_DESCRIPTION OF THE TASK_
Write out the records that appear below, verbatim and complete, but without pictures.

— Start of INPUT ROWS —

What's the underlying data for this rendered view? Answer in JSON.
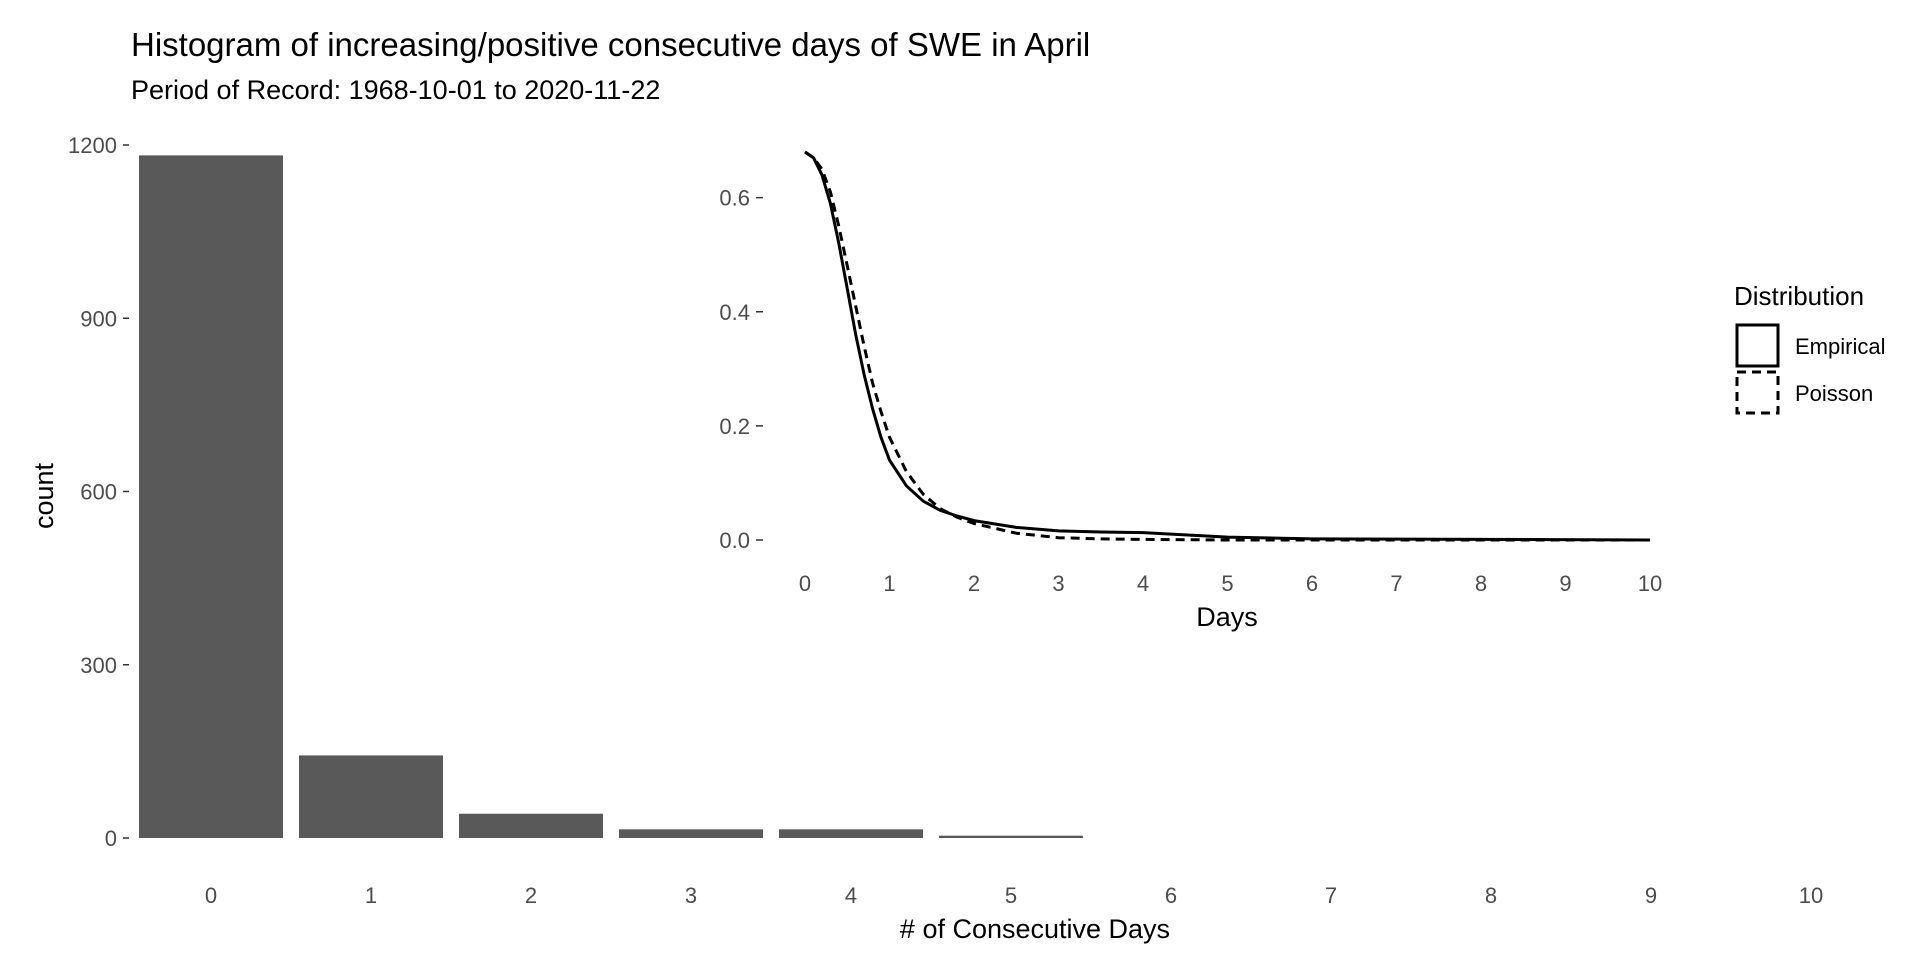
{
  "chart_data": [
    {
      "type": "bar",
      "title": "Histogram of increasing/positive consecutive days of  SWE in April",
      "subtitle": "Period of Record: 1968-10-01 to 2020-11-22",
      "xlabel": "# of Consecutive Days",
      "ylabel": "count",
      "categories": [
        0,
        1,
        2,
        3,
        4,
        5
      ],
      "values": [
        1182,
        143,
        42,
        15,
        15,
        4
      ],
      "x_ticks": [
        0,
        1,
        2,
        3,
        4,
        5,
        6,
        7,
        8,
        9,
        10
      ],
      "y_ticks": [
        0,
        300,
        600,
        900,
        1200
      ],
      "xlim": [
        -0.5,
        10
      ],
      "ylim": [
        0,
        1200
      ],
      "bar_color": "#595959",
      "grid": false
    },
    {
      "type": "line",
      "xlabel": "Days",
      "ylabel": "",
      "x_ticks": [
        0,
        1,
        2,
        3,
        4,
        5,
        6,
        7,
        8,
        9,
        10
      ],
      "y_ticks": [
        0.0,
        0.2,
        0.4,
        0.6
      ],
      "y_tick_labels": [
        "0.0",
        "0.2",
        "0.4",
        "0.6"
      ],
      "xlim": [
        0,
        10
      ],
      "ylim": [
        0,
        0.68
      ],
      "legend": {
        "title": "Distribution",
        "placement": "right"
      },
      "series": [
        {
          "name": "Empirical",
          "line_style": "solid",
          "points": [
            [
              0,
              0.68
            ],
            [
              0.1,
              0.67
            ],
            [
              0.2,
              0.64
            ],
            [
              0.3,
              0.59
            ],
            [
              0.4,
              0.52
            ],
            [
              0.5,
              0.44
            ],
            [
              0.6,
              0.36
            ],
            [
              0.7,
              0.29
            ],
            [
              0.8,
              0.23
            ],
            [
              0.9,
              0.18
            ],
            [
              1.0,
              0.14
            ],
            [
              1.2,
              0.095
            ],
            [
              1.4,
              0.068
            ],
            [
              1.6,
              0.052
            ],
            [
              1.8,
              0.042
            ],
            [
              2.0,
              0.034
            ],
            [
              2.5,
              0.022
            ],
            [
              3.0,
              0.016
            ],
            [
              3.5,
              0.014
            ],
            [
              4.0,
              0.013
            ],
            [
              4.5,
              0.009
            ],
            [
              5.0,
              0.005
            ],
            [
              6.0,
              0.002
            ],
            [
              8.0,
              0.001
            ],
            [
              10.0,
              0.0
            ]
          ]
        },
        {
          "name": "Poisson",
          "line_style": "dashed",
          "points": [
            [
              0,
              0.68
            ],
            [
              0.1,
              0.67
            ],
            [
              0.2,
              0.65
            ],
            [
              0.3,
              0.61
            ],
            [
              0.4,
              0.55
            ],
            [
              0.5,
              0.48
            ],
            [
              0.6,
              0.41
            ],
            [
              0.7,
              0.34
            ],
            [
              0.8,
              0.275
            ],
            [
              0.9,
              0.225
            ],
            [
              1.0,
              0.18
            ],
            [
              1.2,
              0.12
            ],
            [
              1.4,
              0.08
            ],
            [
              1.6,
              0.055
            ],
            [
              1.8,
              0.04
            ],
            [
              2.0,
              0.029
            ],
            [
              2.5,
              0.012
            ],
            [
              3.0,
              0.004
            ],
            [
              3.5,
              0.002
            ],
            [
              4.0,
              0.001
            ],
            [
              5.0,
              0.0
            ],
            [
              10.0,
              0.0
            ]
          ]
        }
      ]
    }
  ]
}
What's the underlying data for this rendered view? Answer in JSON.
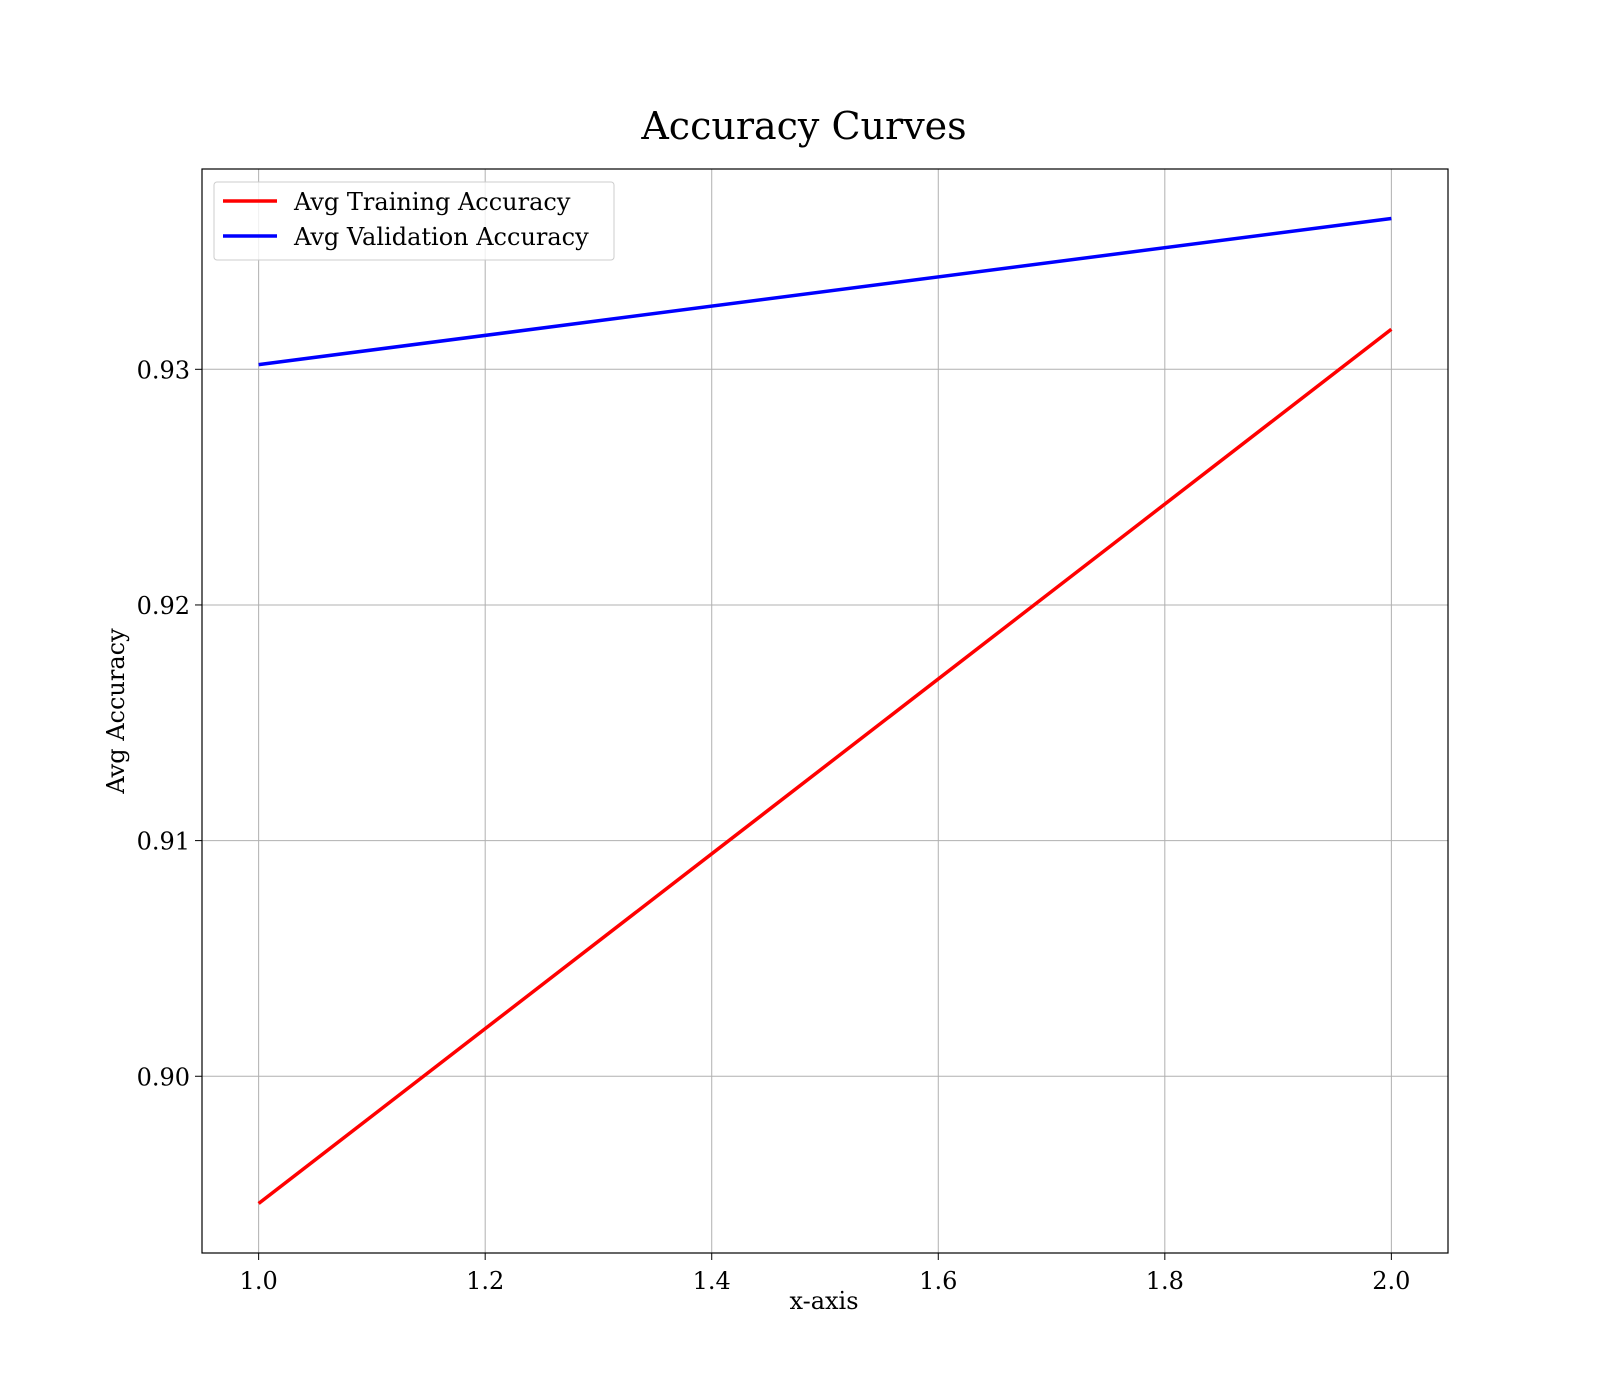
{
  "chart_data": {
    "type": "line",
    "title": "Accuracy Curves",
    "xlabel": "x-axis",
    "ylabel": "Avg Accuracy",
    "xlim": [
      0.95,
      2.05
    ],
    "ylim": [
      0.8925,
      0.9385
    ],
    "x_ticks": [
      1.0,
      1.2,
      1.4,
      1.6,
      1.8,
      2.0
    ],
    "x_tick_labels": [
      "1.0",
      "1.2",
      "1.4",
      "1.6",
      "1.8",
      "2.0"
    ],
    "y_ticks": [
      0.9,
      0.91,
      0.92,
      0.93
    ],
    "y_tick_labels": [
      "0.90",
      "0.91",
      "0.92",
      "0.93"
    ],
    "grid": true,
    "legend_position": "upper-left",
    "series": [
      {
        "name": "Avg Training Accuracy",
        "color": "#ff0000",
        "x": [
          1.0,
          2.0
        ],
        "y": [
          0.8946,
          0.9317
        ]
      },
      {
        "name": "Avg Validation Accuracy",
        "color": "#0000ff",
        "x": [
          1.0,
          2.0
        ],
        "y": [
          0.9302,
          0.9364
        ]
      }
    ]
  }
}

— End of INPUT ROWS —

_IN RESPONSE_
What's the underlying data for this rendered view? Answer in JSON.
{
  "chart_data": [
    {
      "type": "bar",
      "title": "Histogram of increasing/positive consecutive days of  SWE in April",
      "subtitle": "Period of Record: 1968-10-01 to 2020-11-22",
      "xlabel": "# of Consecutive Days",
      "ylabel": "count",
      "categories": [
        0,
        1,
        2,
        3,
        4,
        5
      ],
      "values": [
        1182,
        143,
        42,
        15,
        15,
        4
      ],
      "x_ticks": [
        0,
        1,
        2,
        3,
        4,
        5,
        6,
        7,
        8,
        9,
        10
      ],
      "y_ticks": [
        0,
        300,
        600,
        900,
        1200
      ],
      "xlim": [
        -0.5,
        10
      ],
      "ylim": [
        0,
        1200
      ],
      "bar_color": "#595959",
      "grid": false
    },
    {
      "type": "line",
      "xlabel": "Days",
      "ylabel": "",
      "x_ticks": [
        0,
        1,
        2,
        3,
        4,
        5,
        6,
        7,
        8,
        9,
        10
      ],
      "y_ticks": [
        0.0,
        0.2,
        0.4,
        0.6
      ],
      "y_tick_labels": [
        "0.0",
        "0.2",
        "0.4",
        "0.6"
      ],
      "xlim": [
        0,
        10
      ],
      "ylim": [
        0,
        0.68
      ],
      "legend": {
        "title": "Distribution",
        "placement": "right"
      },
      "series": [
        {
          "name": "Empirical",
          "line_style": "solid",
          "points": [
            [
              0,
              0.68
            ],
            [
              0.1,
              0.67
            ],
            [
              0.2,
              0.64
            ],
            [
              0.3,
              0.59
            ],
            [
              0.4,
              0.52
            ],
            [
              0.5,
              0.44
            ],
            [
              0.6,
              0.36
            ],
            [
              0.7,
              0.29
            ],
            [
              0.8,
              0.23
            ],
            [
              0.9,
              0.18
            ],
            [
              1.0,
              0.14
            ],
            [
              1.2,
              0.095
            ],
            [
              1.4,
              0.068
            ],
            [
              1.6,
              0.052
            ],
            [
              1.8,
              0.042
            ],
            [
              2.0,
              0.034
            ],
            [
              2.5,
              0.022
            ],
            [
              3.0,
              0.016
            ],
            [
              3.5,
              0.014
            ],
            [
              4.0,
              0.013
            ],
            [
              4.5,
              0.009
            ],
            [
              5.0,
              0.005
            ],
            [
              6.0,
              0.002
            ],
            [
              8.0,
              0.001
            ],
            [
              10.0,
              0.0
            ]
          ]
        },
        {
          "name": "Poisson",
          "line_style": "dashed",
          "points": [
            [
              0,
              0.68
            ],
            [
              0.1,
              0.67
            ],
            [
              0.2,
              0.65
            ],
            [
              0.3,
              0.61
            ],
            [
              0.4,
              0.55
            ],
            [
              0.5,
              0.48
            ],
            [
              0.6,
              0.41
            ],
            [
              0.7,
              0.34
            ],
            [
              0.8,
              0.275
            ],
            [
              0.9,
              0.225
            ],
            [
              1.0,
              0.18
            ],
            [
              1.2,
              0.12
            ],
            [
              1.4,
              0.08
            ],
            [
              1.6,
              0.055
            ],
            [
              1.8,
              0.04
            ],
            [
              2.0,
              0.029
            ],
            [
              2.5,
              0.012
            ],
            [
              3.0,
              0.004
            ],
            [
              3.5,
              0.002
            ],
            [
              4.0,
              0.001
            ],
            [
              5.0,
              0.0
            ],
            [
              10.0,
              0.0
            ]
          ]
        }
      ]
    }
  ]
}
What's the underlying data for this rendered view? Answer in JSON.
{
  "chart_data": {
    "type": "line",
    "title": "Accuracy Curves",
    "xlabel": "x-axis",
    "ylabel": "Avg Accuracy",
    "xlim": [
      0.95,
      2.05
    ],
    "ylim": [
      0.8925,
      0.9385
    ],
    "x_ticks": [
      1.0,
      1.2,
      1.4,
      1.6,
      1.8,
      2.0
    ],
    "x_tick_labels": [
      "1.0",
      "1.2",
      "1.4",
      "1.6",
      "1.8",
      "2.0"
    ],
    "y_ticks": [
      0.9,
      0.91,
      0.92,
      0.93
    ],
    "y_tick_labels": [
      "0.90",
      "0.91",
      "0.92",
      "0.93"
    ],
    "grid": true,
    "legend_position": "upper-left",
    "series": [
      {
        "name": "Avg Training Accuracy",
        "color": "#ff0000",
        "x": [
          1.0,
          2.0
        ],
        "y": [
          0.8946,
          0.9317
        ]
      },
      {
        "name": "Avg Validation Accuracy",
        "color": "#0000ff",
        "x": [
          1.0,
          2.0
        ],
        "y": [
          0.9302,
          0.9364
        ]
      }
    ]
  }
}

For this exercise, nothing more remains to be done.